Return, word for word, every line that follows.

# [DATA ENTRIES]

--- Begin ---

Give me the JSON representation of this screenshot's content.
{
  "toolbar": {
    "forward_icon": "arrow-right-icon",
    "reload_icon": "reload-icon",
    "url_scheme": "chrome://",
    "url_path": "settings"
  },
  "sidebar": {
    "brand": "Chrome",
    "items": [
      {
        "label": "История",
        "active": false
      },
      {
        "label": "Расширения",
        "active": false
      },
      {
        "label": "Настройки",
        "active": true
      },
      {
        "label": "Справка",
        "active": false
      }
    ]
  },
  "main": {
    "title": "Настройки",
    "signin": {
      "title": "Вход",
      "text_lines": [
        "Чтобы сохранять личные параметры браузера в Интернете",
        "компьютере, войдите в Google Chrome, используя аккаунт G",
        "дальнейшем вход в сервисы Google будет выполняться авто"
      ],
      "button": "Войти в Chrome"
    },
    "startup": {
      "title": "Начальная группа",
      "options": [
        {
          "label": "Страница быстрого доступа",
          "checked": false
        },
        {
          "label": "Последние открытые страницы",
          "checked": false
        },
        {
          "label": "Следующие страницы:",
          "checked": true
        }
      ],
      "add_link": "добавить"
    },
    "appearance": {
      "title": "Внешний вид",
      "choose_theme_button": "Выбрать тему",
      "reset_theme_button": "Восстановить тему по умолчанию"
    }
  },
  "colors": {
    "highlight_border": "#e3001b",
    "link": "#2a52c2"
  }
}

--- End ---

# [EXERCISE SOLUTION]
Give me the JSON representation of this screenshot's content.
{
  "toolbar": {
    "forward_icon": "arrow-right-icon",
    "reload_icon": "reload-icon",
    "url_scheme": "chrome://",
    "url_path": "settings"
  },
  "sidebar": {
    "brand": "Chrome",
    "items": [
      {
        "label": "История",
        "active": false
      },
      {
        "label": "Расширения",
        "active": false
      },
      {
        "label": "Настройки",
        "active": true
      },
      {
        "label": "Справка",
        "active": false
      }
    ]
  },
  "main": {
    "title": "Настройки",
    "signin": {
      "title": "Вход",
      "text_lines": [
        "Чтобы сохранять личные параметры браузера в Интернете",
        "компьютере, войдите в Google Chrome, используя аккаунт G",
        "дальнейшем вход в сервисы Google будет выполняться авто"
      ],
      "button": "Войти в Chrome"
    },
    "startup": {
      "title": "Начальная группа",
      "options": [
        {
          "label": "Страница быстрого доступа",
          "checked": false
        },
        {
          "label": "Последние открытые страницы",
          "checked": false
        },
        {
          "label": "Следующие страницы:",
          "checked": true
        }
      ],
      "add_link": "добавить"
    },
    "appearance": {
      "title": "Внешний вид",
      "choose_theme_button": "Выбрать тему",
      "reset_theme_button": "Восстановить тему по умолчанию"
    }
  },
  "colors": {
    "highlight_border": "#e3001b",
    "link": "#2a52c2"
  }
}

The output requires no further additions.